=== Given records ===

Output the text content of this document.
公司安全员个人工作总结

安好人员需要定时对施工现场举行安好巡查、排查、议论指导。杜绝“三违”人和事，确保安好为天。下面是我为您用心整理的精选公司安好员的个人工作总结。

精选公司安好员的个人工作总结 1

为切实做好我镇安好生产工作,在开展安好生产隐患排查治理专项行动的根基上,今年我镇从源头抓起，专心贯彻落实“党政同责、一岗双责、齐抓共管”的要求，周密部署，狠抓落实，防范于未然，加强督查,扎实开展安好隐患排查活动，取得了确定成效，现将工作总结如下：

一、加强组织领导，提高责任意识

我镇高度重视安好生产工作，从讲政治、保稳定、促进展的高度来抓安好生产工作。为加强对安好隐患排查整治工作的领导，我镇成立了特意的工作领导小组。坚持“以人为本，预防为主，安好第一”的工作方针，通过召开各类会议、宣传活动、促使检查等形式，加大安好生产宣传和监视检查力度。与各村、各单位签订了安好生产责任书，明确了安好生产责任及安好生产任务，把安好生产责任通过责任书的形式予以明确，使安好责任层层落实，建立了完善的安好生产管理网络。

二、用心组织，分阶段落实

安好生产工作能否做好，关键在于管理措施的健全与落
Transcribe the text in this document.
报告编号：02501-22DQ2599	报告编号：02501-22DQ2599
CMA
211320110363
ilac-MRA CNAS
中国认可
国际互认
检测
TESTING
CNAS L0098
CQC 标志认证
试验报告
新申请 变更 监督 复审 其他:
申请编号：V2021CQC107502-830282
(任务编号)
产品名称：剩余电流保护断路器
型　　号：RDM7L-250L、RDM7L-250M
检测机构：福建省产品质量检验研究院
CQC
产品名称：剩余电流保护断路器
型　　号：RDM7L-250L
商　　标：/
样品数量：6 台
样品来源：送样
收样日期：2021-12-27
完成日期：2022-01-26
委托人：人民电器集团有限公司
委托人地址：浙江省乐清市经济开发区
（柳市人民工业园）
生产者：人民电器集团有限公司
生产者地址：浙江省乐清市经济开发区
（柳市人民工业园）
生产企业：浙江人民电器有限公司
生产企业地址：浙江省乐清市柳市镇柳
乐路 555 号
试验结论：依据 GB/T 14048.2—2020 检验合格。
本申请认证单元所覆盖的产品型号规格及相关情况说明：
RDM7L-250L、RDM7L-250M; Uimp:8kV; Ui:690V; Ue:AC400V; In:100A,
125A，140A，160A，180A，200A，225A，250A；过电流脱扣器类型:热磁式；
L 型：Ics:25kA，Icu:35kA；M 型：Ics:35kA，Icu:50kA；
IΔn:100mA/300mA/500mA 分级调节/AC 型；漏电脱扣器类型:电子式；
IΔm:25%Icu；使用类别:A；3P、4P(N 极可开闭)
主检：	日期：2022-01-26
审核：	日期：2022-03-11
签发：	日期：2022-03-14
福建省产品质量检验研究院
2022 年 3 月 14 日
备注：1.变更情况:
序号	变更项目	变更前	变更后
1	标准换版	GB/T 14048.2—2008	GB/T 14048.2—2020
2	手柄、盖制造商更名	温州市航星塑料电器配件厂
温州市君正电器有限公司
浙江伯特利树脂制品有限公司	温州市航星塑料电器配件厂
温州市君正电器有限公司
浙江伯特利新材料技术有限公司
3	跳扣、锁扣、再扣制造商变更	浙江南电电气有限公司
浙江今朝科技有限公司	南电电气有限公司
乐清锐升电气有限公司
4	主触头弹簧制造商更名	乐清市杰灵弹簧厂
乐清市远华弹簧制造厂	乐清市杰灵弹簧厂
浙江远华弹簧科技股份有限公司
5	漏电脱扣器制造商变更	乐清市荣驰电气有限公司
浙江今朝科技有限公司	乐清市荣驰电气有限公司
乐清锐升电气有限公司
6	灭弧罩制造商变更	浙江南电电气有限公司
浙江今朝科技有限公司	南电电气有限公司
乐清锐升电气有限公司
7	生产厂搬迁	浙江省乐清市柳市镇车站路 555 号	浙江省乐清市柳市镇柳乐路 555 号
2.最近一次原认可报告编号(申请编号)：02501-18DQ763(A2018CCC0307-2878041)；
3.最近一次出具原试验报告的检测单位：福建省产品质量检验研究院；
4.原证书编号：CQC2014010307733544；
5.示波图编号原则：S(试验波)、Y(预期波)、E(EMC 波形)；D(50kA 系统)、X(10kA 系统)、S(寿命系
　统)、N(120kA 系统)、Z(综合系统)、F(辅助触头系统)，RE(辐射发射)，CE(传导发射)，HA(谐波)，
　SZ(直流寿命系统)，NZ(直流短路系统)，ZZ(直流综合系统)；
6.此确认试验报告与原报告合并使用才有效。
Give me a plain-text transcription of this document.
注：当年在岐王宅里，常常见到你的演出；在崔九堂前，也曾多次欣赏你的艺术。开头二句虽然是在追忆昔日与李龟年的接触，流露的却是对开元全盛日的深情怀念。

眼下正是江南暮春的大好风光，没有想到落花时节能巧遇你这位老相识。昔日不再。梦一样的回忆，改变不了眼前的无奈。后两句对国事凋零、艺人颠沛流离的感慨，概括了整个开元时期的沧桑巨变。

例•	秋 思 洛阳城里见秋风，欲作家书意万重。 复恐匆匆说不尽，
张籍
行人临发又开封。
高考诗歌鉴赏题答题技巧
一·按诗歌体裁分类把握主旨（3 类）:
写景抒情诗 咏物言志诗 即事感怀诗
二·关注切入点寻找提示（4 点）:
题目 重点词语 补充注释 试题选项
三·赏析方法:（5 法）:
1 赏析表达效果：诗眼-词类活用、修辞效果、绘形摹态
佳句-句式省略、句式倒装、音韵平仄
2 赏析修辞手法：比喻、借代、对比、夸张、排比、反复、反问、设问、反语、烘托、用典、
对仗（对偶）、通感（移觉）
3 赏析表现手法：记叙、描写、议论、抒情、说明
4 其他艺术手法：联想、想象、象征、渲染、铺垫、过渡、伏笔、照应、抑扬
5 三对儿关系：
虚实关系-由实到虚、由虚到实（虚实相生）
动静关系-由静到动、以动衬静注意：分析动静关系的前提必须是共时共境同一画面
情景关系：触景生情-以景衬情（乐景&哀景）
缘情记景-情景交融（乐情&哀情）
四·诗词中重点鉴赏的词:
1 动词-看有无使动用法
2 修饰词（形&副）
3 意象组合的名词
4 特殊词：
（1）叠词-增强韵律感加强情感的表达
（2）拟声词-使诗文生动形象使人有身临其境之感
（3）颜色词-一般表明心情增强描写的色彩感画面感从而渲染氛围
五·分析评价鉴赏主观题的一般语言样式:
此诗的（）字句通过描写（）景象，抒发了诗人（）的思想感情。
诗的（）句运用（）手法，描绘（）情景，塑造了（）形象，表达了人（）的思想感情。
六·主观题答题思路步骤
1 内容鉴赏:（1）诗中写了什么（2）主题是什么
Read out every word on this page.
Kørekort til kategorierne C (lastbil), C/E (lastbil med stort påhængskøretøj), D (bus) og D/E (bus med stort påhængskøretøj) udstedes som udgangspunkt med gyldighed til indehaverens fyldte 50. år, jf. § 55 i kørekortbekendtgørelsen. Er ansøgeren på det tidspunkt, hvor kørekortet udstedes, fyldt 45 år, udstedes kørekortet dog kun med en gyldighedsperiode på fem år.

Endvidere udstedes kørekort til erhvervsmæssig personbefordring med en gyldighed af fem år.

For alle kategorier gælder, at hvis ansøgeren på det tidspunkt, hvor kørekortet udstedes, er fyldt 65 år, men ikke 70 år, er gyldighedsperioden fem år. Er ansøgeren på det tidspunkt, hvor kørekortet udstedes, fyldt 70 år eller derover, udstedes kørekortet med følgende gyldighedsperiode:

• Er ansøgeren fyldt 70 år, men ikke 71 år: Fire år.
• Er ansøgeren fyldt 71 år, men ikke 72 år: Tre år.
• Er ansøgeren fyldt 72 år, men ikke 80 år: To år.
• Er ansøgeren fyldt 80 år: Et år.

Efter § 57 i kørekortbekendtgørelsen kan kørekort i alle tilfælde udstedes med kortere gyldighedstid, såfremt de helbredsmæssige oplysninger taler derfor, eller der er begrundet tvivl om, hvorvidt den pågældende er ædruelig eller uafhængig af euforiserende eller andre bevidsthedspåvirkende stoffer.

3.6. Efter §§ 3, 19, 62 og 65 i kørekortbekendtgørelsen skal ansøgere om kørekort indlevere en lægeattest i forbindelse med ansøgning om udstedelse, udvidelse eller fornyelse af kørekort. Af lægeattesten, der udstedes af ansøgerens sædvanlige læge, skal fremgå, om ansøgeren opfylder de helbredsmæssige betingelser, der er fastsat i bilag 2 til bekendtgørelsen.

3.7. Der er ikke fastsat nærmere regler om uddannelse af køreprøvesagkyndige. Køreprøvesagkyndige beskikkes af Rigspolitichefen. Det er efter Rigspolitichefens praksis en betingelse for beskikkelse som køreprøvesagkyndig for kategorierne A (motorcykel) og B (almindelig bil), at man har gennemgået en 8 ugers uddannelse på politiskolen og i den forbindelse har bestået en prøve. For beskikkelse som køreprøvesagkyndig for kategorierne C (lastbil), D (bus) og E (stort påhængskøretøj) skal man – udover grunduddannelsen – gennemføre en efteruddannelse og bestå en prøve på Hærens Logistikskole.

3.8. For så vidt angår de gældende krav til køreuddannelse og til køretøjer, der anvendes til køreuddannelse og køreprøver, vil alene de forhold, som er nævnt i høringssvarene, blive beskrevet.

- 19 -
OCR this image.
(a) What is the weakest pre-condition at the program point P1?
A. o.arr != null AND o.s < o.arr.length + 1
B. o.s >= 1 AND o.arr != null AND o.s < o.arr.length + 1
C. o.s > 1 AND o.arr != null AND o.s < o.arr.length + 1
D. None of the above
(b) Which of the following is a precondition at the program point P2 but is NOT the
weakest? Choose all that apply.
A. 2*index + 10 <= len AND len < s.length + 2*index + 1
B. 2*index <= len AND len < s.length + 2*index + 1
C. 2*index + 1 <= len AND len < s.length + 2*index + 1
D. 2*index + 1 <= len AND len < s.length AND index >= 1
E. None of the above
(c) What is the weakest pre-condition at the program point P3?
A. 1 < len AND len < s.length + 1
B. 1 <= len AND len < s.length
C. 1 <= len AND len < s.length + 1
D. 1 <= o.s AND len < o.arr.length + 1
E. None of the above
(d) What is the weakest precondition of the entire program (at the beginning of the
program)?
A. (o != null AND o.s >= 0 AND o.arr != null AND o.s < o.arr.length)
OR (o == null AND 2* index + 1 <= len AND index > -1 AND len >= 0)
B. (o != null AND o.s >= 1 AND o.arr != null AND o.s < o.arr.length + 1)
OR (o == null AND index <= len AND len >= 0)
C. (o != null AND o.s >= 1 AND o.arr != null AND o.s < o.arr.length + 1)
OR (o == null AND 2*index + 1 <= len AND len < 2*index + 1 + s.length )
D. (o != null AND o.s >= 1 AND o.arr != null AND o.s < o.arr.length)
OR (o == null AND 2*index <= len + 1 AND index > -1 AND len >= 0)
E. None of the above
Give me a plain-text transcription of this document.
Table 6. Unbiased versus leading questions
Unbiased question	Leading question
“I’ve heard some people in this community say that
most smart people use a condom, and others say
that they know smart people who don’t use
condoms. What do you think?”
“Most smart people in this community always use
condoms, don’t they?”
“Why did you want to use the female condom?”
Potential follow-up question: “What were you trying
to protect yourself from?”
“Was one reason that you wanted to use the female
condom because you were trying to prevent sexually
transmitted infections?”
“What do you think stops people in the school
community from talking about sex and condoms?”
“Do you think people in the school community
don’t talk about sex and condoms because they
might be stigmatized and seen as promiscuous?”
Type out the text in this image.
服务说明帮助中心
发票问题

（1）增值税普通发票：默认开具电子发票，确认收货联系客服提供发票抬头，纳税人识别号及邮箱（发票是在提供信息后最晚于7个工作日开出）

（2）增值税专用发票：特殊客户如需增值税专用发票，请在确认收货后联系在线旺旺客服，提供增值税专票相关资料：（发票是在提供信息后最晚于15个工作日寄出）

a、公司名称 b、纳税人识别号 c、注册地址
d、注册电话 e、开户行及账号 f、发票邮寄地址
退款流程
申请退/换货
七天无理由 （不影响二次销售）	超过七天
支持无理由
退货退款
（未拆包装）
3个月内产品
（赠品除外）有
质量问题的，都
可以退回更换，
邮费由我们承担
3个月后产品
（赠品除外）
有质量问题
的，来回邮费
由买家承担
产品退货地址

===

What this task involves: State how many lines above contain the string "text", with no other words.

Solution to the exercise: 5